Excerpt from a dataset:
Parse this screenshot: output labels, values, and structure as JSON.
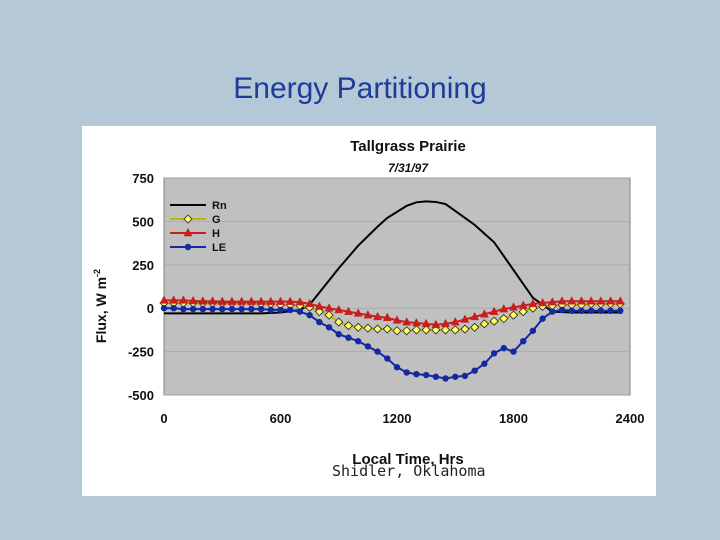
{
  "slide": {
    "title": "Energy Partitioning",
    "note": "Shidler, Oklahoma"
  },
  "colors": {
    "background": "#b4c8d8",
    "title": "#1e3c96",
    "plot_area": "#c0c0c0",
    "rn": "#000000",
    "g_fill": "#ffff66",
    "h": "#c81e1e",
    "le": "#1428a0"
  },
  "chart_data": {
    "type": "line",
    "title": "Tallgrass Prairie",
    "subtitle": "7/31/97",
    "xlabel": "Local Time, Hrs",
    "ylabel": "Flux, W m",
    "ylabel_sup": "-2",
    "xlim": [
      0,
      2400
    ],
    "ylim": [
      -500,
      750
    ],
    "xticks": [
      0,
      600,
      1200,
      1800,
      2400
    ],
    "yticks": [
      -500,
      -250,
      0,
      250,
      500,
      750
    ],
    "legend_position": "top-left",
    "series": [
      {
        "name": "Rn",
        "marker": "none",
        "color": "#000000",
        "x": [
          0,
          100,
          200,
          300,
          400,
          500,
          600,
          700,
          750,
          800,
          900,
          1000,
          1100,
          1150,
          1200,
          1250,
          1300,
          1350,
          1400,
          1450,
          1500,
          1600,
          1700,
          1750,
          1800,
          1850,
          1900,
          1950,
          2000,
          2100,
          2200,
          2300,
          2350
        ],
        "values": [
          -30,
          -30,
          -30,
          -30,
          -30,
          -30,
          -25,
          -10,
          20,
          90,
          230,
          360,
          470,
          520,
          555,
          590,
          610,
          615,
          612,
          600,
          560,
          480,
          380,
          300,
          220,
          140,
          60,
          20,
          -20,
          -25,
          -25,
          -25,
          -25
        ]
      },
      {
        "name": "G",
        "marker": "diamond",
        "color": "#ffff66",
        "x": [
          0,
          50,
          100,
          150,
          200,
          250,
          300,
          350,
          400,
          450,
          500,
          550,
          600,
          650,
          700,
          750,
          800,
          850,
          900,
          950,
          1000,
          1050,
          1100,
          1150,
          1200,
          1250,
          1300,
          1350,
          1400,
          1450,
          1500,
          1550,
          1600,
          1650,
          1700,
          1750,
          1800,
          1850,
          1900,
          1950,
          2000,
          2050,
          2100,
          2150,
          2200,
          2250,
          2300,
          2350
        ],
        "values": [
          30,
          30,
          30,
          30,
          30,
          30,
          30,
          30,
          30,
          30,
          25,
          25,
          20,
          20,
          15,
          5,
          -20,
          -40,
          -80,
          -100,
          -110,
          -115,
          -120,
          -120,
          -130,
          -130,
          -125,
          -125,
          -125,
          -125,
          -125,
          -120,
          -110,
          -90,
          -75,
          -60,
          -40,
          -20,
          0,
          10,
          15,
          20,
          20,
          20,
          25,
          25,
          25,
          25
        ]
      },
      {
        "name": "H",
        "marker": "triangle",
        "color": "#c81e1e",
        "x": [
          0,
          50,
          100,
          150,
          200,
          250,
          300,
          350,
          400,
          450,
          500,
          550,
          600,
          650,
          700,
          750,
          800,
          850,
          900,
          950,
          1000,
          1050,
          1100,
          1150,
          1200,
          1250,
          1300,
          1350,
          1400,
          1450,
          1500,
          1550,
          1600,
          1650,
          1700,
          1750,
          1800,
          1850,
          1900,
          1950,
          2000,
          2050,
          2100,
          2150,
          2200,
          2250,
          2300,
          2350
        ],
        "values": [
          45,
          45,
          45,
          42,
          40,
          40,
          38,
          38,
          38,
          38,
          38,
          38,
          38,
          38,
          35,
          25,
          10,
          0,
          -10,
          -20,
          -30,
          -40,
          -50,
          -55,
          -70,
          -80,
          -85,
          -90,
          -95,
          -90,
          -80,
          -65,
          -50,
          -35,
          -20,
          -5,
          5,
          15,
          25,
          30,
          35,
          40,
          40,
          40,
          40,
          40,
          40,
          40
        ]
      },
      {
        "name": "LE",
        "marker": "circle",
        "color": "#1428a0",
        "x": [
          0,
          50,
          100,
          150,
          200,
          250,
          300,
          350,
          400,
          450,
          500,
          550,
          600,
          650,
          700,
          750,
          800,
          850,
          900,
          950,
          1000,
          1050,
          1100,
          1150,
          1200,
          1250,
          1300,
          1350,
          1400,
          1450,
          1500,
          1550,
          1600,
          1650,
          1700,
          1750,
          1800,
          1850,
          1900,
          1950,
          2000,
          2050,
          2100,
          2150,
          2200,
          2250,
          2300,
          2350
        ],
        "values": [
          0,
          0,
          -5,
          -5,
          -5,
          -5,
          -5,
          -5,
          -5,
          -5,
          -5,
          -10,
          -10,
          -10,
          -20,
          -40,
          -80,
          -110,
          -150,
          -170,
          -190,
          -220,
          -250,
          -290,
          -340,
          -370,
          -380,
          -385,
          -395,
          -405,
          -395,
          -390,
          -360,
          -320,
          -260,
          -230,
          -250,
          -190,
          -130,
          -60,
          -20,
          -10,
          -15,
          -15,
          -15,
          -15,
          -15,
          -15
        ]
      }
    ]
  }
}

▶ **AIM**
Your task is to list each line of the records with the word "marker".

▶ **FINAL RESULT**
        "marker": "none",
        "marker": "diamond",
        "marker": "triangle",
        "marker": "circle",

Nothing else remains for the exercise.